───── RECORDS FOR PROCESSING
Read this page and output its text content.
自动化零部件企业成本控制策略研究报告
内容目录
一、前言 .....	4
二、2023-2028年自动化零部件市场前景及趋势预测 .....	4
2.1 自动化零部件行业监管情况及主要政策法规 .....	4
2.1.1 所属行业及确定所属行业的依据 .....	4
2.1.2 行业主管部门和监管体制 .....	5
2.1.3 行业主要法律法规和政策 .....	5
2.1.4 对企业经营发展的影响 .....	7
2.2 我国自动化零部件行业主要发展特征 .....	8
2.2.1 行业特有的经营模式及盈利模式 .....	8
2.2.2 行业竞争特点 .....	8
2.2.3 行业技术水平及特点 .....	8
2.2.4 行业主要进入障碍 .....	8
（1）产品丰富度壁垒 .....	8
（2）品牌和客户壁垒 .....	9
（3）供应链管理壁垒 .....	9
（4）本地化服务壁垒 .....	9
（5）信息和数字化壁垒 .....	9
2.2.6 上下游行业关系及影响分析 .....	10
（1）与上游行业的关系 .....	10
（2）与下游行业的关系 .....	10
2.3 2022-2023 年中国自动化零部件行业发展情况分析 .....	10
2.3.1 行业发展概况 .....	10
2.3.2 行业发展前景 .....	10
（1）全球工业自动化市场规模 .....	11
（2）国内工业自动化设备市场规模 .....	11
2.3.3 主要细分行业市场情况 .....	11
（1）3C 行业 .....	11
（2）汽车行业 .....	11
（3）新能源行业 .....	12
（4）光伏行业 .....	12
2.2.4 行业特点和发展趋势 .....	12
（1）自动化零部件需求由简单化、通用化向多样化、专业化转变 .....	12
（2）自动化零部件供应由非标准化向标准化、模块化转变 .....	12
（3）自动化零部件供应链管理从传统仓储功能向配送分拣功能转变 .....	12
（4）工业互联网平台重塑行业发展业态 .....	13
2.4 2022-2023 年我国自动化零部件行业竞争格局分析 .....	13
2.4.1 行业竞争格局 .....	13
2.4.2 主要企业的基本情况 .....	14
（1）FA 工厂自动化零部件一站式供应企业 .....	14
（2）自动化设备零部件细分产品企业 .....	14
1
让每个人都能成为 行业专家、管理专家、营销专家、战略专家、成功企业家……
──────────
# [GIVEN PROBLEM]
Each line above must be printed exactly as it appears.

# [SOLUTION FOR THIS TASK]
Read this page and output its text content.
自动化零部件企业成本控制策略研究报告
内容目录
一、前言 .....	4
二、2023-2028年自动化零部件市场前景及趋势预测 .....	4
2.1 自动化零部件行业监管情况及主要政策法规 .....	4
2.1.1 所属行业及确定所属行业的依据 .....	4
2.1.2 行业主管部门和监管体制 .....	5
2.1.3 行业主要法律法规和政策 .....	5
2.1.4 对企业经营发展的影响 .....	7
2.2 我国自动化零部件行业主要发展特征 .....	8
2.2.1 行业特有的经营模式及盈利模式 .....	8
2.2.2 行业竞争特点 .....	8
2.2.3 行业技术水平及特点 .....	8
2.2.4 行业主要进入障碍 .....	8
（1）产品丰富度壁垒 .....	8
（2）品牌和客户壁垒 .....	9
（3）供应链管理壁垒 .....	9
（4）本地化服务壁垒 .....	9
（5）信息和数字化壁垒 .....	9
2.2.6 上下游行业关系及影响分析 .....	10
（1）与上游行业的关系 .....	10
（2）与下游行业的关系 .....	10
2.3 2022-2023 年中国自动化零部件行业发展情况分析 .....	10
2.3.1 行业发展概况 .....	10
2.3.2 行业发展前景 .....	10
（1）全球工业自动化市场规模 .....	11
（2）国内工业自动化设备市场规模 .....	11
2.3.3 主要细分行业市场情况 .....	11
（1）3C 行业 .....	11
（2）汽车行业 .....	11
（3）新能源行业 .....	12
（4）光伏行业 .....	12
2.2.4 行业特点和发展趋势 .....	12
（1）自动化零部件需求由简单化、通用化向多样化、专业化转变 .....	12
（2）自动化零部件供应由非标准化向标准化、模块化转变 .....	12
（3）自动化零部件供应链管理从传统仓储功能向配送分拣功能转变 .....	12
（4）工业互联网平台重塑行业发展业态 .....	13
2.4 2022-2023 年我国自动化零部件行业竞争格局分析 .....	13
2.4.1 行业竞争格局 .....	13
2.4.2 主要企业的基本情况 .....	14
（1）FA 工厂自动化零部件一站式供应企业 .....	14
（2）自动化设备零部件细分产品企业 .....	14
1
让每个人都能成为 行业专家、管理专家、营销专家、战略专家、成功企业家……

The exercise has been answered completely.